→ What is being asked
Your task is to reproduce the material exactly.

-- Begin Provided records --

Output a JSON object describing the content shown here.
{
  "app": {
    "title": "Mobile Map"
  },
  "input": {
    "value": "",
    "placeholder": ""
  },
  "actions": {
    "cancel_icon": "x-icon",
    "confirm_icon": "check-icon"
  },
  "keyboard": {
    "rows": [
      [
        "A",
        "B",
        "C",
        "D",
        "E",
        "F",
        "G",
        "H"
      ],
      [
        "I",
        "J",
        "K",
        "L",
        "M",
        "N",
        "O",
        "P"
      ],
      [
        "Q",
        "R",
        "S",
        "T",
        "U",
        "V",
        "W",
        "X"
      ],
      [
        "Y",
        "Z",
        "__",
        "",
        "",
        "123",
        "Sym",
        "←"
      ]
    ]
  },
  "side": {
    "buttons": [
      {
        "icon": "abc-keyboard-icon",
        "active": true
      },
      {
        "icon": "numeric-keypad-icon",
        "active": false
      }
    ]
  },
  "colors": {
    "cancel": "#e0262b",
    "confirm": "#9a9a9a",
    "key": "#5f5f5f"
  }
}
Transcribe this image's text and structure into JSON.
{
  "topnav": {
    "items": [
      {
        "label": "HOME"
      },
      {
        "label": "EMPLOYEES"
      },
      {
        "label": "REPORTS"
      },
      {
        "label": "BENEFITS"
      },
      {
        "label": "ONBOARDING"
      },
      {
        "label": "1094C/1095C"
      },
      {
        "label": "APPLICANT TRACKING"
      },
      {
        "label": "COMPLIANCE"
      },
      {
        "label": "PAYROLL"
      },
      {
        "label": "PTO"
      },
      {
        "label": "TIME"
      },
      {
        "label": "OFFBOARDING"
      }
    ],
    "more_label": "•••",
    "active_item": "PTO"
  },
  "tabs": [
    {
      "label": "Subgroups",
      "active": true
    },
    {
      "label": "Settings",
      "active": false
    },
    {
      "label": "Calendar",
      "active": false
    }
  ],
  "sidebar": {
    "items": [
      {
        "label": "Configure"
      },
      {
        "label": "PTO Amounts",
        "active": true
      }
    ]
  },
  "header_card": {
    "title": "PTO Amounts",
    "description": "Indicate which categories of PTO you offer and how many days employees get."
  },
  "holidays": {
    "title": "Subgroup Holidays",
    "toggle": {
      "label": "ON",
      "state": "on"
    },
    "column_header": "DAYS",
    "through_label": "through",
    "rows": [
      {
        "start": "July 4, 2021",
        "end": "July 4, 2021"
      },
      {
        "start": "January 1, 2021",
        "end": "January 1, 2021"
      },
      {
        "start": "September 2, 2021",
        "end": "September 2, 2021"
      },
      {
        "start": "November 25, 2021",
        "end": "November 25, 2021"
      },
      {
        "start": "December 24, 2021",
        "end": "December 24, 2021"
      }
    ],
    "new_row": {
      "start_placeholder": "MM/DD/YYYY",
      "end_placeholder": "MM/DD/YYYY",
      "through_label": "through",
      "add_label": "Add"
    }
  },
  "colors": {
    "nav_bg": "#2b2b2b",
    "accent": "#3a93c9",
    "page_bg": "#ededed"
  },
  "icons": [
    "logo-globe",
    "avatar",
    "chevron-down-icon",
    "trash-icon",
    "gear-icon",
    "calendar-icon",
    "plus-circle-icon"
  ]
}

-- End Provided records --

→ Solution
Output a JSON object describing the content shown here.
{
  "app": {
    "title": "Mobile Map"
  },
  "input": {
    "value": "",
    "placeholder": ""
  },
  "actions": {
    "cancel_icon": "x-icon",
    "confirm_icon": "check-icon"
  },
  "keyboard": {
    "rows": [
      [
        "A",
        "B",
        "C",
        "D",
        "E",
        "F",
        "G",
        "H"
      ],
      [
        "I",
        "J",
        "K",
        "L",
        "M",
        "N",
        "O",
        "P"
      ],
      [
        "Q",
        "R",
        "S",
        "T",
        "U",
        "V",
        "W",
        "X"
      ],
      [
        "Y",
        "Z",
        "__",
        "",
        "",
        "123",
        "Sym",
        "←"
      ]
    ]
  },
  "side": {
    "buttons": [
      {
        "icon": "abc-keyboard-icon",
        "active": true
      },
      {
        "icon": "numeric-keypad-icon",
        "active": false
      }
    ]
  },
  "colors": {
    "cancel": "#e0262b",
    "confirm": "#9a9a9a",
    "key": "#5f5f5f"
  }
}
Transcribe this image's text and structure into JSON.
{
  "topnav": {
    "items": [
      {
        "label": "HOME"
      },
      {
        "label": "EMPLOYEES"
      },
      {
        "label": "REPORTS"
      },
      {
        "label": "BENEFITS"
      },
      {
        "label": "ONBOARDING"
      },
      {
        "label": "1094C/1095C"
      },
      {
        "label": "APPLICANT TRACKING"
      },
      {
        "label": "COMPLIANCE"
      },
      {
        "label": "PAYROLL"
      },
      {
        "label": "PTO"
      },
      {
        "label": "TIME"
      },
      {
        "label": "OFFBOARDING"
      }
    ],
    "more_label": "•••",
    "active_item": "PTO"
  },
  "tabs": [
    {
      "label": "Subgroups",
      "active": true
    },
    {
      "label": "Settings",
      "active": false
    },
    {
      "label": "Calendar",
      "active": false
    }
  ],
  "sidebar": {
    "items": [
      {
        "label": "Configure"
      },
      {
        "label": "PTO Amounts",
        "active": true
      }
    ]
  },
  "header_card": {
    "title": "PTO Amounts",
    "description": "Indicate which categories of PTO you offer and how many days employees get."
  },
  "holidays": {
    "title": "Subgroup Holidays",
    "toggle": {
      "label": "ON",
      "state": "on"
    },
    "column_header": "DAYS",
    "through_label": "through",
    "rows": [
      {
        "start": "July 4, 2021",
        "end": "July 4, 2021"
      },
      {
        "start": "January 1, 2021",
        "end": "January 1, 2021"
      },
      {
        "start": "September 2, 2021",
        "end": "September 2, 2021"
      },
      {
        "start": "November 25, 2021",
        "end": "November 25, 2021"
      },
      {
        "start": "December 24, 2021",
        "end": "December 24, 2021"
      }
    ],
    "new_row": {
      "start_placeholder": "MM/DD/YYYY",
      "end_placeholder": "MM/DD/YYYY",
      "through_label": "through",
      "add_label": "Add"
    }
  },
  "colors": {
    "nav_bg": "#2b2b2b",
    "accent": "#3a93c9",
    "page_bg": "#ededed"
  },
  "icons": [
    "logo-globe",
    "avatar",
    "chevron-down-icon",
    "trash-icon",
    "gear-icon",
    "calendar-icon",
    "plus-circle-icon"
  ]
}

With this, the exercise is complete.